■ EXERCISE OBJECTIVE ■
Look over the lines below. Report each one that includes the string "Santa".

■ RECORDED DATA ■
• • • • •

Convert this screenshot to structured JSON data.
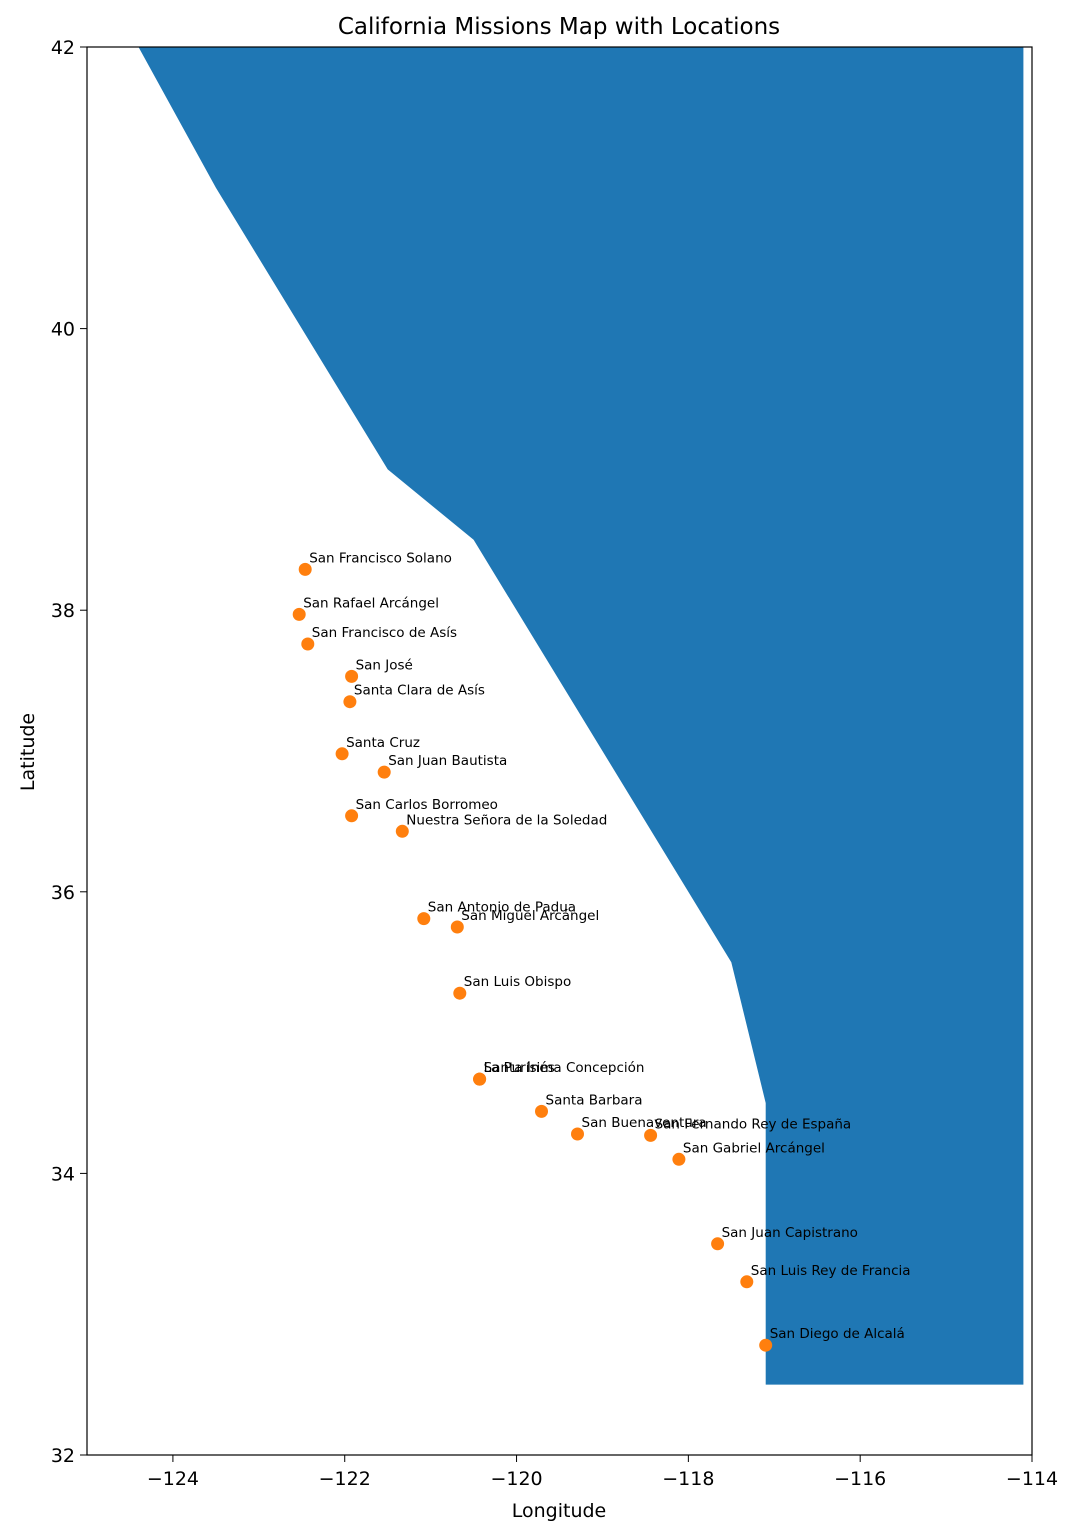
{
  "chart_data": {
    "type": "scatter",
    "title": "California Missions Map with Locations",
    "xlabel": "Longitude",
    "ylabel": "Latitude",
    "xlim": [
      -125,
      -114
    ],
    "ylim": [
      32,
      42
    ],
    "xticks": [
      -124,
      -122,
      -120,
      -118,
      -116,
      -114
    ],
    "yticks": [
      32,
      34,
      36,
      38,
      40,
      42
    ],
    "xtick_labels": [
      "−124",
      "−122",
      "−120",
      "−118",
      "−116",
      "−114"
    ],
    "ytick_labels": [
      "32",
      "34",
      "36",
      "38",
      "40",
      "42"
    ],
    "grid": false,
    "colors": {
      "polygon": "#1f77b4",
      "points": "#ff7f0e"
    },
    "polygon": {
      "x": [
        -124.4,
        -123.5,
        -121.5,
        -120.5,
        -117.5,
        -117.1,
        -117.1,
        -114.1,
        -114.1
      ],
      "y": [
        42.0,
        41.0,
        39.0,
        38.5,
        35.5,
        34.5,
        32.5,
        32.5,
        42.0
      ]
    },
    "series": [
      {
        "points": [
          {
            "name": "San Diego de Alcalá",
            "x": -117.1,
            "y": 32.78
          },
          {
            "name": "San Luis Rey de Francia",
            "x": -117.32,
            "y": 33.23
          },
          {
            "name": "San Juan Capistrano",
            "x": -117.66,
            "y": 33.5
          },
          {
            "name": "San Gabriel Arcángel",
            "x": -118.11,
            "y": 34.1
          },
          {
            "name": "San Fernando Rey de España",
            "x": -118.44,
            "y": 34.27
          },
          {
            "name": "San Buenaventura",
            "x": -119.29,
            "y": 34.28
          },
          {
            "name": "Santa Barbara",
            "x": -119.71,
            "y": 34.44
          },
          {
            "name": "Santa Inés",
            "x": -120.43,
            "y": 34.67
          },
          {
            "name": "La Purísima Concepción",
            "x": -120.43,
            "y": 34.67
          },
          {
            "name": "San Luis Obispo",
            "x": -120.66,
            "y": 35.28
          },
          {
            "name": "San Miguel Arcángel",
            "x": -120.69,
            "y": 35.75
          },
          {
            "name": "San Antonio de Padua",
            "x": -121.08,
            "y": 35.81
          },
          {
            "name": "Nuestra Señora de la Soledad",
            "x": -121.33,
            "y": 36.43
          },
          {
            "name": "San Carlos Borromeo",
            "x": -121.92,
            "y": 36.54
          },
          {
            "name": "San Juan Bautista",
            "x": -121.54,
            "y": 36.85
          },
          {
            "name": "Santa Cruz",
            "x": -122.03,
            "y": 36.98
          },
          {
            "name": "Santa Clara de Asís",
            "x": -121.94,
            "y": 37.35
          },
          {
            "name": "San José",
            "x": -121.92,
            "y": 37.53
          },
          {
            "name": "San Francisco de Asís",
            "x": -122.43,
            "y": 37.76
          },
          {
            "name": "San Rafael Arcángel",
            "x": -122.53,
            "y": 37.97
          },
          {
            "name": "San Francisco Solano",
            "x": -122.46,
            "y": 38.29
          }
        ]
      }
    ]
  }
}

• • • • •

■ FULL SOLUTION ■
            "name": "Santa Barbara",
            "name": "Santa Inés",
            "name": "Santa Cruz",
            "name": "Santa Clara de Asís",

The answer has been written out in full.